Part of a data file
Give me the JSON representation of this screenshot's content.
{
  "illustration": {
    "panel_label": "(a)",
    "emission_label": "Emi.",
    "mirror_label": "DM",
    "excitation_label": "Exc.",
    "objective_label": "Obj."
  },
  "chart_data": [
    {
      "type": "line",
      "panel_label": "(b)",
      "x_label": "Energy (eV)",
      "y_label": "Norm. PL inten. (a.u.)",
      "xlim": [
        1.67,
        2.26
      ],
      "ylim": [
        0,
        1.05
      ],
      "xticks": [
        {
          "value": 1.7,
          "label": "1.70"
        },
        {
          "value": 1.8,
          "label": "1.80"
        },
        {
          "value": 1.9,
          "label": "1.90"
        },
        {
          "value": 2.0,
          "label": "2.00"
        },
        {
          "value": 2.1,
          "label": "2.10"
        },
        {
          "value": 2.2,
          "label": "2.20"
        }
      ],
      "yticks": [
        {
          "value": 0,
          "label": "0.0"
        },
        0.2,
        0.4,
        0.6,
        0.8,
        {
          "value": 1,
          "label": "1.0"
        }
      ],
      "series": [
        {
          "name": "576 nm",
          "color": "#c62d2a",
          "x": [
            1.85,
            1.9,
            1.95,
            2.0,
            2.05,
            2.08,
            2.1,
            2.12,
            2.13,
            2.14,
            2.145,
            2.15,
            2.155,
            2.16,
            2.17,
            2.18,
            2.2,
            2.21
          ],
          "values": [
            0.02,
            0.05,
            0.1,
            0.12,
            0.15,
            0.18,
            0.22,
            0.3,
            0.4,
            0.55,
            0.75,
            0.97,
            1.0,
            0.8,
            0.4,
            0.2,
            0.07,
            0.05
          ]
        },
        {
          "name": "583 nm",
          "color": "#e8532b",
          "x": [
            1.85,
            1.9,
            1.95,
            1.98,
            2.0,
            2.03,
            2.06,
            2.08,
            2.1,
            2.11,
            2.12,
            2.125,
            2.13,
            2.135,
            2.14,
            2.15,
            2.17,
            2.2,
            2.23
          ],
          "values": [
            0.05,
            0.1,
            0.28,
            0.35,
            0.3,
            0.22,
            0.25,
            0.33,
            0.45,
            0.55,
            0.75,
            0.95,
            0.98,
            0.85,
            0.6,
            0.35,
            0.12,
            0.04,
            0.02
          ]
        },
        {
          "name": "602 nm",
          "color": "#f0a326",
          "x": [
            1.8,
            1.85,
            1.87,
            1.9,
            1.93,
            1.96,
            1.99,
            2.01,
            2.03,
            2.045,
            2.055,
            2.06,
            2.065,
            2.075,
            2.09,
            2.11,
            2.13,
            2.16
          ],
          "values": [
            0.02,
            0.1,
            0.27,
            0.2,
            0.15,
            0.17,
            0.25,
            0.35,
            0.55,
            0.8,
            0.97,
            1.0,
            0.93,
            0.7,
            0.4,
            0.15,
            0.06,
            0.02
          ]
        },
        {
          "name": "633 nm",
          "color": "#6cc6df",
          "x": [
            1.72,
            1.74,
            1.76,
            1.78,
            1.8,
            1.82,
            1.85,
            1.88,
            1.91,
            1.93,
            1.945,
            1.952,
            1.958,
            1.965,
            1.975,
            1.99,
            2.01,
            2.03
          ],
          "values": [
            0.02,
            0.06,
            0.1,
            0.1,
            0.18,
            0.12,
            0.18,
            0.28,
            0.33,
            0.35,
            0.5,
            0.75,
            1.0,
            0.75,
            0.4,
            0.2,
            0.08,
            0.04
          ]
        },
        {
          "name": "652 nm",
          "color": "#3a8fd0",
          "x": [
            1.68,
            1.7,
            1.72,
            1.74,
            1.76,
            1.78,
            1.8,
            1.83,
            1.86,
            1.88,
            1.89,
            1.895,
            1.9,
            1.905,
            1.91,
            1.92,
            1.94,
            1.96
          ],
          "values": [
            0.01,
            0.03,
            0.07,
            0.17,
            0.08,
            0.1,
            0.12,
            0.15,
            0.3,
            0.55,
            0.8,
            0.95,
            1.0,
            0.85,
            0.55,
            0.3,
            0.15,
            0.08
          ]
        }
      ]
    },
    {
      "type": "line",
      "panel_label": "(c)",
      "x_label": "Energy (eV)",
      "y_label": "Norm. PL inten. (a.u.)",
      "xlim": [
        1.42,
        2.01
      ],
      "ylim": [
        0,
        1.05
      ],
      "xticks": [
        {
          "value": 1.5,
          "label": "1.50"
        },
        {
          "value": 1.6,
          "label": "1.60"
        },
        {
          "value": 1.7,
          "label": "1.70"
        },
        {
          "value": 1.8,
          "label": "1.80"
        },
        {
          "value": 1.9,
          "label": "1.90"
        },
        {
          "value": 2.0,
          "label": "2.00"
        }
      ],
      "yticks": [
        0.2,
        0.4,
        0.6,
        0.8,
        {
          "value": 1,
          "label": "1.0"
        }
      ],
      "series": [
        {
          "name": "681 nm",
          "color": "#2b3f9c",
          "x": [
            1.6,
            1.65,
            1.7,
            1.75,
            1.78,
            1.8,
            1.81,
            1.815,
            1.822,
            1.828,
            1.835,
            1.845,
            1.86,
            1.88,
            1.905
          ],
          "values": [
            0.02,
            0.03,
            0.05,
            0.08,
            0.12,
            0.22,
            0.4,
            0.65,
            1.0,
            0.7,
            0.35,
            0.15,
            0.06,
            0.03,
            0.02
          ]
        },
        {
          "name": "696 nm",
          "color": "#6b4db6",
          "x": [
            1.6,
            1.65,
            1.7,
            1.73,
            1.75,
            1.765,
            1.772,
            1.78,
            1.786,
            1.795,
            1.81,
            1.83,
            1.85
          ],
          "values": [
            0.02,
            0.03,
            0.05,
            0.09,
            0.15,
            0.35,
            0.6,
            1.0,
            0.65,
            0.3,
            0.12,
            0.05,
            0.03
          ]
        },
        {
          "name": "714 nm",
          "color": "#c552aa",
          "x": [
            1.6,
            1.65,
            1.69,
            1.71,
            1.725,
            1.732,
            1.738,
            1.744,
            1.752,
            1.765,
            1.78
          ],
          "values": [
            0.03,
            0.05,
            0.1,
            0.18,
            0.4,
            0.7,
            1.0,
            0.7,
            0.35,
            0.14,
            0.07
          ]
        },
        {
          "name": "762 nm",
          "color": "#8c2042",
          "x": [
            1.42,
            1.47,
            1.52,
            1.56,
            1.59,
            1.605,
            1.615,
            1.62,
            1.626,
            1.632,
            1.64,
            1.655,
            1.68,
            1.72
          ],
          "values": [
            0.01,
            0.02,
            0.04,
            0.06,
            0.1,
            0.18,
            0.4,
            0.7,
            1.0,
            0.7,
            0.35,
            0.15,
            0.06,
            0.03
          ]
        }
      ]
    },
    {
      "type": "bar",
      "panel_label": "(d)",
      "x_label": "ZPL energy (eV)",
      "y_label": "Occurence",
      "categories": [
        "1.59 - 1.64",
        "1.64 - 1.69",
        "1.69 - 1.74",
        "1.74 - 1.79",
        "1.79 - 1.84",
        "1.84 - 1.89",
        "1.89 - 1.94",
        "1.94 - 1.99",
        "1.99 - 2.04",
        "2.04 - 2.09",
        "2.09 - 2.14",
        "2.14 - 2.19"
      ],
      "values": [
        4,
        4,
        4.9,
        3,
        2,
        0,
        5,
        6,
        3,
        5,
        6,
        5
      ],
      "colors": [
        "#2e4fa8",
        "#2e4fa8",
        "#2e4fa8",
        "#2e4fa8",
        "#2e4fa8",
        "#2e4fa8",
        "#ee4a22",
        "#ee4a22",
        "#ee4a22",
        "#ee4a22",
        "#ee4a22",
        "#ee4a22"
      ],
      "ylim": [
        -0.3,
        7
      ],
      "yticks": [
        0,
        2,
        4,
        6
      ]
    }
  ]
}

## Given task
Return the full listing, character for character.

## Exercise result
Give me the JSON representation of this screenshot's content.
{
  "illustration": {
    "panel_label": "(a)",
    "emission_label": "Emi.",
    "mirror_label": "DM",
    "excitation_label": "Exc.",
    "objective_label": "Obj."
  },
  "chart_data": [
    {
      "type": "line",
      "panel_label": "(b)",
      "x_label": "Energy (eV)",
      "y_label": "Norm. PL inten. (a.u.)",
      "xlim": [
        1.67,
        2.26
      ],
      "ylim": [
        0,
        1.05
      ],
      "xticks": [
        {
          "value": 1.7,
          "label": "1.70"
        },
        {
          "value": 1.8,
          "label": "1.80"
        },
        {
          "value": 1.9,
          "label": "1.90"
        },
        {
          "value": 2.0,
          "label": "2.00"
        },
        {
          "value": 2.1,
          "label": "2.10"
        },
        {
          "value": 2.2,
          "label": "2.20"
        }
      ],
      "yticks": [
        {
          "value": 0,
          "label": "0.0"
        },
        0.2,
        0.4,
        0.6,
        0.8,
        {
          "value": 1,
          "label": "1.0"
        }
      ],
      "series": [
        {
          "name": "576 nm",
          "color": "#c62d2a",
          "x": [
            1.85,
            1.9,
            1.95,
            2.0,
            2.05,
            2.08,
            2.1,
            2.12,
            2.13,
            2.14,
            2.145,
            2.15,
            2.155,
            2.16,
            2.17,
            2.18,
            2.2,
            2.21
          ],
          "values": [
            0.02,
            0.05,
            0.1,
            0.12,
            0.15,
            0.18,
            0.22,
            0.3,
            0.4,
            0.55,
            0.75,
            0.97,
            1.0,
            0.8,
            0.4,
            0.2,
            0.07,
            0.05
          ]
        },
        {
          "name": "583 nm",
          "color": "#e8532b",
          "x": [
            1.85,
            1.9,
            1.95,
            1.98,
            2.0,
            2.03,
            2.06,
            2.08,
            2.1,
            2.11,
            2.12,
            2.125,
            2.13,
            2.135,
            2.14,
            2.15,
            2.17,
            2.2,
            2.23
          ],
          "values": [
            0.05,
            0.1,
            0.28,
            0.35,
            0.3,
            0.22,
            0.25,
            0.33,
            0.45,
            0.55,
            0.75,
            0.95,
            0.98,
            0.85,
            0.6,
            0.35,
            0.12,
            0.04,
            0.02
          ]
        },
        {
          "name": "602 nm",
          "color": "#f0a326",
          "x": [
            1.8,
            1.85,
            1.87,
            1.9,
            1.93,
            1.96,
            1.99,
            2.01,
            2.03,
            2.045,
            2.055,
            2.06,
            2.065,
            2.075,
            2.09,
            2.11,
            2.13,
            2.16
          ],
          "values": [
            0.02,
            0.1,
            0.27,
            0.2,
            0.15,
            0.17,
            0.25,
            0.35,
            0.55,
            0.8,
            0.97,
            1.0,
            0.93,
            0.7,
            0.4,
            0.15,
            0.06,
            0.02
          ]
        },
        {
          "name": "633 nm",
          "color": "#6cc6df",
          "x": [
            1.72,
            1.74,
            1.76,
            1.78,
            1.8,
            1.82,
            1.85,
            1.88,
            1.91,
            1.93,
            1.945,
            1.952,
            1.958,
            1.965,
            1.975,
            1.99,
            2.01,
            2.03
          ],
          "values": [
            0.02,
            0.06,
            0.1,
            0.1,
            0.18,
            0.12,
            0.18,
            0.28,
            0.33,
            0.35,
            0.5,
            0.75,
            1.0,
            0.75,
            0.4,
            0.2,
            0.08,
            0.04
          ]
        },
        {
          "name": "652 nm",
          "color": "#3a8fd0",
          "x": [
            1.68,
            1.7,
            1.72,
            1.74,
            1.76,
            1.78,
            1.8,
            1.83,
            1.86,
            1.88,
            1.89,
            1.895,
            1.9,
            1.905,
            1.91,
            1.92,
            1.94,
            1.96
          ],
          "values": [
            0.01,
            0.03,
            0.07,
            0.17,
            0.08,
            0.1,
            0.12,
            0.15,
            0.3,
            0.55,
            0.8,
            0.95,
            1.0,
            0.85,
            0.55,
            0.3,
            0.15,
            0.08
          ]
        }
      ]
    },
    {
      "type": "line",
      "panel_label": "(c)",
      "x_label": "Energy (eV)",
      "y_label": "Norm. PL inten. (a.u.)",
      "xlim": [
        1.42,
        2.01
      ],
      "ylim": [
        0,
        1.05
      ],
      "xticks": [
        {
          "value": 1.5,
          "label": "1.50"
        },
        {
          "value": 1.6,
          "label": "1.60"
        },
        {
          "value": 1.7,
          "label": "1.70"
        },
        {
          "value": 1.8,
          "label": "1.80"
        },
        {
          "value": 1.9,
          "label": "1.90"
        },
        {
          "value": 2.0,
          "label": "2.00"
        }
      ],
      "yticks": [
        0.2,
        0.4,
        0.6,
        0.8,
        {
          "value": 1,
          "label": "1.0"
        }
      ],
      "series": [
        {
          "name": "681 nm",
          "color": "#2b3f9c",
          "x": [
            1.6,
            1.65,
            1.7,
            1.75,
            1.78,
            1.8,
            1.81,
            1.815,
            1.822,
            1.828,
            1.835,
            1.845,
            1.86,
            1.88,
            1.905
          ],
          "values": [
            0.02,
            0.03,
            0.05,
            0.08,
            0.12,
            0.22,
            0.4,
            0.65,
            1.0,
            0.7,
            0.35,
            0.15,
            0.06,
            0.03,
            0.02
          ]
        },
        {
          "name": "696 nm",
          "color": "#6b4db6",
          "x": [
            1.6,
            1.65,
            1.7,
            1.73,
            1.75,
            1.765,
            1.772,
            1.78,
            1.786,
            1.795,
            1.81,
            1.83,
            1.85
          ],
          "values": [
            0.02,
            0.03,
            0.05,
            0.09,
            0.15,
            0.35,
            0.6,
            1.0,
            0.65,
            0.3,
            0.12,
            0.05,
            0.03
          ]
        },
        {
          "name": "714 nm",
          "color": "#c552aa",
          "x": [
            1.6,
            1.65,
            1.69,
            1.71,
            1.725,
            1.732,
            1.738,
            1.744,
            1.752,
            1.765,
            1.78
          ],
          "values": [
            0.03,
            0.05,
            0.1,
            0.18,
            0.4,
            0.7,
            1.0,
            0.7,
            0.35,
            0.14,
            0.07
          ]
        },
        {
          "name": "762 nm",
          "color": "#8c2042",
          "x": [
            1.42,
            1.47,
            1.52,
            1.56,
            1.59,
            1.605,
            1.615,
            1.62,
            1.626,
            1.632,
            1.64,
            1.655,
            1.68,
            1.72
          ],
          "values": [
            0.01,
            0.02,
            0.04,
            0.06,
            0.1,
            0.18,
            0.4,
            0.7,
            1.0,
            0.7,
            0.35,
            0.15,
            0.06,
            0.03
          ]
        }
      ]
    },
    {
      "type": "bar",
      "panel_label": "(d)",
      "x_label": "ZPL energy (eV)",
      "y_label": "Occurence",
      "categories": [
        "1.59 - 1.64",
        "1.64 - 1.69",
        "1.69 - 1.74",
        "1.74 - 1.79",
        "1.79 - 1.84",
        "1.84 - 1.89",
        "1.89 - 1.94",
        "1.94 - 1.99",
        "1.99 - 2.04",
        "2.04 - 2.09",
        "2.09 - 2.14",
        "2.14 - 2.19"
      ],
      "values": [
        4,
        4,
        4.9,
        3,
        2,
        0,
        5,
        6,
        3,
        5,
        6,
        5
      ],
      "colors": [
        "#2e4fa8",
        "#2e4fa8",
        "#2e4fa8",
        "#2e4fa8",
        "#2e4fa8",
        "#2e4fa8",
        "#ee4a22",
        "#ee4a22",
        "#ee4a22",
        "#ee4a22",
        "#ee4a22",
        "#ee4a22"
      ],
      "ylim": [
        -0.3,
        7
      ],
      "yticks": [
        0,
        2,
        4,
        6
      ]
    }
  ]
}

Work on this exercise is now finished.